── Input rows

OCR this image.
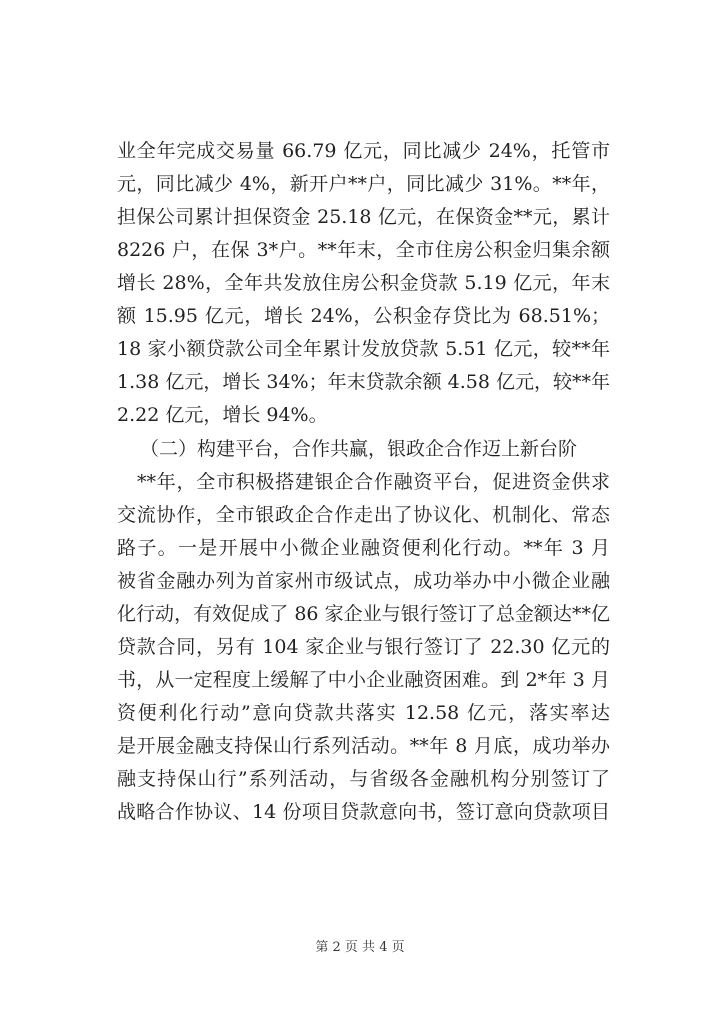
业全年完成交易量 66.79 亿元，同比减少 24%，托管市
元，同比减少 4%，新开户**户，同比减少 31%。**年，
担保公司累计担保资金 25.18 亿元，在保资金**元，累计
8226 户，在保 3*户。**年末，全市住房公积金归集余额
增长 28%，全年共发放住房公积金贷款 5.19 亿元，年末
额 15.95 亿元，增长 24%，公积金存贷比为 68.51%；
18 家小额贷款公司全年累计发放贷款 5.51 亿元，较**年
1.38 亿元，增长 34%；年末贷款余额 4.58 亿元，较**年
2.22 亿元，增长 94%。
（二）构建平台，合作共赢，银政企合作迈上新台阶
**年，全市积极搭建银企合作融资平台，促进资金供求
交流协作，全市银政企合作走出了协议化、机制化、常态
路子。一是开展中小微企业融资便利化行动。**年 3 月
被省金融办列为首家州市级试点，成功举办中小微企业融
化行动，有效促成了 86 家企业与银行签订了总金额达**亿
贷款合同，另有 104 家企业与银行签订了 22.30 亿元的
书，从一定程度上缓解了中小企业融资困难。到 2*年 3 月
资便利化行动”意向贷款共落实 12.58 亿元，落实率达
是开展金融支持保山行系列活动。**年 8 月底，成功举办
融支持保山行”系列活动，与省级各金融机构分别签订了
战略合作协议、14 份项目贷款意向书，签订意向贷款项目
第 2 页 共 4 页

────
── Input rows

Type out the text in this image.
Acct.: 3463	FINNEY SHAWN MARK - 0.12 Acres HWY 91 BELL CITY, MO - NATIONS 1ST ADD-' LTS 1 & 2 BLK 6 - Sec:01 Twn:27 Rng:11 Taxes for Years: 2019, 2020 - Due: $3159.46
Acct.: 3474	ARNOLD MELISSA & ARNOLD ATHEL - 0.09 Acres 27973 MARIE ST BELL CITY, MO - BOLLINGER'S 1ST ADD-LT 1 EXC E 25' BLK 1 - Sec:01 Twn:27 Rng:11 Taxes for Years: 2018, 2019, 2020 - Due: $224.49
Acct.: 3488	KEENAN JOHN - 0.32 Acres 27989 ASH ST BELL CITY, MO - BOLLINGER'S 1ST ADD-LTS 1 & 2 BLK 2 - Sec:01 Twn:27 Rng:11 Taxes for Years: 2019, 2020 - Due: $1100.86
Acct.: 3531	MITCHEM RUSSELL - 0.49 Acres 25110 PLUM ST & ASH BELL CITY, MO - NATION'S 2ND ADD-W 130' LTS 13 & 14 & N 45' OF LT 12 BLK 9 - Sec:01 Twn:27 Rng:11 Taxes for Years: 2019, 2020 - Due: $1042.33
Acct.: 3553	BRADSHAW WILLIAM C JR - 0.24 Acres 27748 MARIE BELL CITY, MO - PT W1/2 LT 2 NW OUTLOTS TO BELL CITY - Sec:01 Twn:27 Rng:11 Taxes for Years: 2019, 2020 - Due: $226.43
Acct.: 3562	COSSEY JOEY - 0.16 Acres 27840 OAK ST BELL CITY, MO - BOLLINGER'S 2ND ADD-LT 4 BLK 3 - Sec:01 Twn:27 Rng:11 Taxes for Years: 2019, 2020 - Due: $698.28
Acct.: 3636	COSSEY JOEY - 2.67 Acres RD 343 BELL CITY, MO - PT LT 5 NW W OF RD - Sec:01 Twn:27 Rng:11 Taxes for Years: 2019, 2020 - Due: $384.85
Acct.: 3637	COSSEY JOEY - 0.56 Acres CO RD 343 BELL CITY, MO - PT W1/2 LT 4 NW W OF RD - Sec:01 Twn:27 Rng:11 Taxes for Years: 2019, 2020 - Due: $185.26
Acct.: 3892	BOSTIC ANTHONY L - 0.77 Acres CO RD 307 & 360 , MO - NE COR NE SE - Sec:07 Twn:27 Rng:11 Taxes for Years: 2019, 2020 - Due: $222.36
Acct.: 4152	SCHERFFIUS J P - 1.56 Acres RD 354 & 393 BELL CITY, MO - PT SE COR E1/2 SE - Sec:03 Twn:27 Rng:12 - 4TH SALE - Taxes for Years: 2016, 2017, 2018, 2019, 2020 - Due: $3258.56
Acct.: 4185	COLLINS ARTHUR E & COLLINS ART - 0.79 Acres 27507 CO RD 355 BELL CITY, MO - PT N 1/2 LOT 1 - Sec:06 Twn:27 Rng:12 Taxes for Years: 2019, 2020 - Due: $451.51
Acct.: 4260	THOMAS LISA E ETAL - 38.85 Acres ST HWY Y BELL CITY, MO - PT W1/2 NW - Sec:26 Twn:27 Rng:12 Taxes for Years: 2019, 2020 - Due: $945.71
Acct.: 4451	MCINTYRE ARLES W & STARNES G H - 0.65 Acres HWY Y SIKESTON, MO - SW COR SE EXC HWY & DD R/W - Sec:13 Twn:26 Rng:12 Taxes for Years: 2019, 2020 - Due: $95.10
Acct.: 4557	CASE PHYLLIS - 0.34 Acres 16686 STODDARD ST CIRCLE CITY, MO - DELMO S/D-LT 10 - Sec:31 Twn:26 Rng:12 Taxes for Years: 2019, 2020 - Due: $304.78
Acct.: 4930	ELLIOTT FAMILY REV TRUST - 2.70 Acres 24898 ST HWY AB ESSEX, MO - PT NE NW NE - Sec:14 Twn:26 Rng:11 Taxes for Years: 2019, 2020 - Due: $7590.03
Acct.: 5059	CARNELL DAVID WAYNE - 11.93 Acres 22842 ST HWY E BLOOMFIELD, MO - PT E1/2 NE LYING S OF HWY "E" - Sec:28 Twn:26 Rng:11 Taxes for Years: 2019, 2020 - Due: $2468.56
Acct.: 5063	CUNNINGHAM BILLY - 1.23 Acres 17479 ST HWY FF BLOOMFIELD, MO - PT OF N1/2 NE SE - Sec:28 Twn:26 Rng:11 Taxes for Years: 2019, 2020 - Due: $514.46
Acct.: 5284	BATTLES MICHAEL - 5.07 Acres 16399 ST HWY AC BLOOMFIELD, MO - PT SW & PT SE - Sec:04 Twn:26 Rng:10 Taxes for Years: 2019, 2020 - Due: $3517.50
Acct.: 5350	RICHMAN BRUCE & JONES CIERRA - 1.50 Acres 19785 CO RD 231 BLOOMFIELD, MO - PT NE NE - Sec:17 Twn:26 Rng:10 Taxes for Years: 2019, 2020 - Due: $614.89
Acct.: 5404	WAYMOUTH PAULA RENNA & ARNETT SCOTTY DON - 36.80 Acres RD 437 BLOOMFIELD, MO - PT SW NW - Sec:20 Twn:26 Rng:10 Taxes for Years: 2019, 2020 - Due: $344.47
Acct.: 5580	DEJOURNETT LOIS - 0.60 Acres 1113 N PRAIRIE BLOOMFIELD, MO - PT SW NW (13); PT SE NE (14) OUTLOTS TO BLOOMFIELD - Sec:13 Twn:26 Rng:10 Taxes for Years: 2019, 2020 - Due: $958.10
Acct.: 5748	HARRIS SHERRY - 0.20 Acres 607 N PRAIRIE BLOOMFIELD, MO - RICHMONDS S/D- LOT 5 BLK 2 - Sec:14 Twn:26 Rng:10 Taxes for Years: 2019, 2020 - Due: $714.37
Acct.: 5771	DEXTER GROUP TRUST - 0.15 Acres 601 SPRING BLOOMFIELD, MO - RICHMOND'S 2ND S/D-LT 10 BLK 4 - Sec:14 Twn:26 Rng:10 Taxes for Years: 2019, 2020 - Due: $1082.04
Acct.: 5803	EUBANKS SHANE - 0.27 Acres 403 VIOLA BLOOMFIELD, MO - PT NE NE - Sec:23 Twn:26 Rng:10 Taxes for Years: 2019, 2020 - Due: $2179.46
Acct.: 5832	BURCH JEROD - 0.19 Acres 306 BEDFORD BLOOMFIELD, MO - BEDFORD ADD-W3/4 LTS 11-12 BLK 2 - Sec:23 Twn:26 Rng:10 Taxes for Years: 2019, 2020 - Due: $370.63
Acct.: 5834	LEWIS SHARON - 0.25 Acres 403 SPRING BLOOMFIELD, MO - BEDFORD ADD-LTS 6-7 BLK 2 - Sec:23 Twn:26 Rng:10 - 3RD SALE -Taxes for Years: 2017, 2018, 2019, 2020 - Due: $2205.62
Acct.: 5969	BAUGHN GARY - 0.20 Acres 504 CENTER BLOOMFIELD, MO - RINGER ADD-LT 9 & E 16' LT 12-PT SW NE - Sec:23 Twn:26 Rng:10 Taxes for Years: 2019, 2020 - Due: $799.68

────

**Given problem**
Count every line in the entries above where the word "MARIE" appears; respond with the number alone.

**Answer to the task**
2